**SUPPLIED MATERIAL**
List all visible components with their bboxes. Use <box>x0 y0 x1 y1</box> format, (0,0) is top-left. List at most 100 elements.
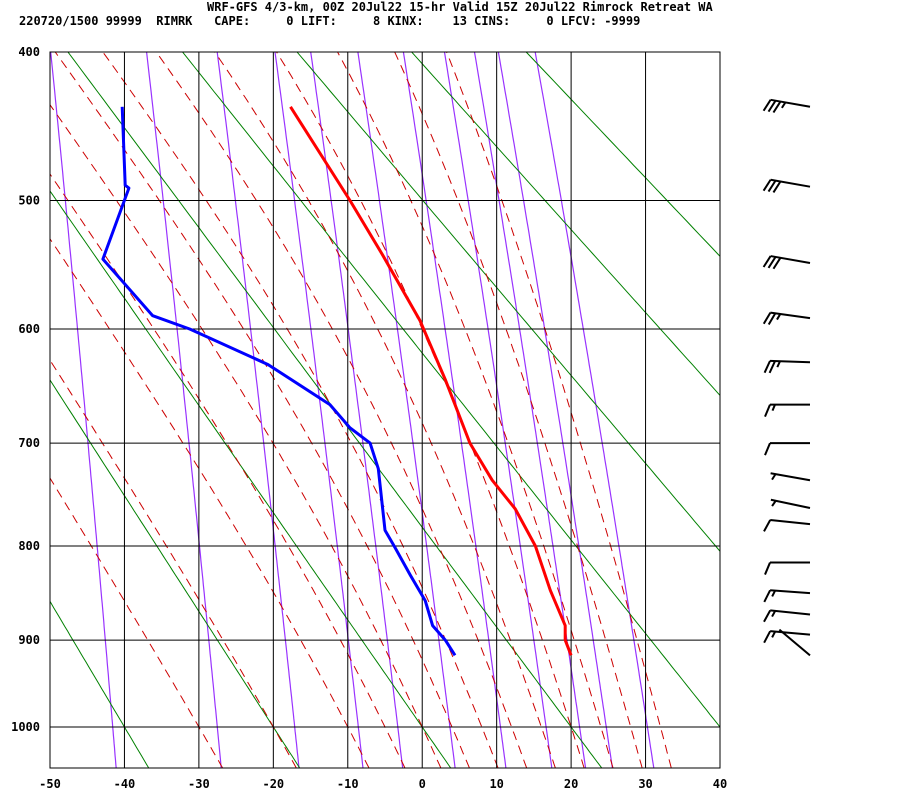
wind-barb-half-feather <box>771 590 776 597</box>
chart-title: WRF-GFS 4/3-km, 00Z 20Jul22 15-hr Valid … <box>207 0 713 14</box>
wind-barb-feather <box>763 589 771 603</box>
x-tick-label: 20 <box>564 777 578 791</box>
x-tick-label: 10 <box>489 777 503 791</box>
x-tick-label: -20 <box>262 777 284 791</box>
x-tick-label: -30 <box>188 777 210 791</box>
y-tick-label: 700 <box>18 436 40 450</box>
wind-barb-staff <box>770 609 811 616</box>
wind-barb-feather <box>762 99 772 112</box>
wind-barb-half-feather <box>771 500 777 507</box>
wind-barb-feather <box>764 442 771 456</box>
mixing-ratio-line <box>473 52 587 768</box>
mixing-ratio-line <box>402 52 507 768</box>
wind-barb-half-feather <box>771 404 776 411</box>
wind-barb-feather <box>767 256 777 269</box>
wind-barb <box>763 359 811 374</box>
moist-adiabat <box>50 238 370 768</box>
moist-adiabat <box>214 52 556 768</box>
wind-barb-feather <box>767 100 777 113</box>
x-tick-label: 40 <box>713 777 727 791</box>
wind-barb-half-feather <box>771 473 777 481</box>
wind-barb-staff <box>770 98 811 108</box>
moist-adiabat <box>102 52 499 768</box>
dry-adiabat <box>50 600 150 768</box>
moist-adiabat <box>276 52 585 768</box>
mixing-ratio-line <box>146 52 222 768</box>
wind-barb-staff <box>769 359 811 364</box>
mixing-ratio-line <box>534 52 655 768</box>
wind-barb <box>763 589 811 603</box>
moist-adiabat <box>50 173 406 768</box>
dry-adiabat <box>50 190 452 768</box>
mixing-ratio-line <box>274 52 364 768</box>
mixing-ratio-line <box>50 52 117 768</box>
x-tick-label: 30 <box>638 777 652 791</box>
y-tick-label: 600 <box>18 322 40 336</box>
wind-barb <box>762 178 811 193</box>
y-tick-label: 900 <box>18 633 40 647</box>
plot-area <box>50 52 720 768</box>
wind-barb-half-feather <box>776 360 781 368</box>
moist-adiabat <box>446 52 672 768</box>
wind-barb <box>778 628 811 657</box>
moist-adiabat <box>50 477 224 768</box>
wind-barb-feather <box>763 609 772 623</box>
mixing-ratio-line <box>497 52 613 768</box>
moist-adiabat <box>50 103 442 768</box>
wind-barb-staff <box>770 311 811 320</box>
wind-barb-feather <box>763 630 772 644</box>
dry-adiabat <box>525 52 720 257</box>
wind-barb-feather <box>762 312 772 325</box>
wind-barb-feather <box>763 360 771 374</box>
mixing-ratio-line <box>443 52 553 768</box>
wind-barb-staff <box>770 472 811 482</box>
wind-barb <box>764 561 810 575</box>
wind-barb-half-feather <box>776 313 782 321</box>
dry-adiabat <box>182 52 720 728</box>
wind-barb-staff <box>778 628 811 657</box>
moist-adiabat <box>54 52 470 768</box>
wind-barb-feather <box>764 404 771 417</box>
wind-barb-feather <box>772 180 782 193</box>
wind-barb-staff <box>770 630 811 636</box>
moist-adiabat <box>50 359 297 768</box>
mixing-ratio-line <box>310 52 404 768</box>
wind-barb <box>762 98 811 114</box>
wind-barb-half-feather <box>771 631 777 638</box>
temperature-line <box>289 105 573 656</box>
wind-barb <box>763 519 811 532</box>
wind-barb-staff <box>770 519 811 526</box>
wind-barb <box>764 403 810 417</box>
plot-frame <box>49 51 721 769</box>
wind-barb <box>762 311 811 325</box>
wind-barb-half-feather <box>781 101 787 109</box>
wind-barb-feather <box>763 519 772 532</box>
dry-adiabat <box>296 52 720 553</box>
wind-barb-staff <box>770 255 811 265</box>
x-tick-label: -10 <box>337 777 359 791</box>
y-tick-label: 400 <box>18 45 40 59</box>
dry-adiabat <box>411 52 720 397</box>
moist-adiabat <box>394 52 643 768</box>
moist-adiabat <box>337 52 614 768</box>
wind-barb-feather <box>767 312 777 325</box>
wind-barb <box>770 498 811 510</box>
wind-barb <box>770 472 811 482</box>
mixing-ratio-line <box>357 52 456 768</box>
y-tick-label: 800 <box>18 539 40 553</box>
wind-barb <box>762 255 811 270</box>
wind-barb <box>763 630 811 644</box>
wind-barb-staff <box>770 178 811 188</box>
wind-barb-feather <box>767 180 777 193</box>
wind-barb-feather <box>768 360 776 374</box>
wind-barb-feather <box>764 562 771 575</box>
wind-barb-staff <box>770 498 811 510</box>
moist-adiabat <box>155 52 528 768</box>
mixing-ratio-line <box>216 52 300 768</box>
wind-barb-feather <box>762 179 772 192</box>
x-tick-label: -50 <box>39 777 61 791</box>
wind-barb <box>764 442 810 456</box>
y-tick-label: 1000 <box>11 720 40 734</box>
y-tick-label: 500 <box>18 194 40 208</box>
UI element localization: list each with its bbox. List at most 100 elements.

**GIVEN PROBLEM**
From the rows above, keep only the lines that contain the string "elements" and list them in their original order.

**ANSWER TO THE TASK**
List all visible components with their bboxes. Use <box>x0 y0 x1 y1</box> format, (0,0) is top-left. List at most 100 elements.
UI element localization: list each with its bbox. List at most 100 elements.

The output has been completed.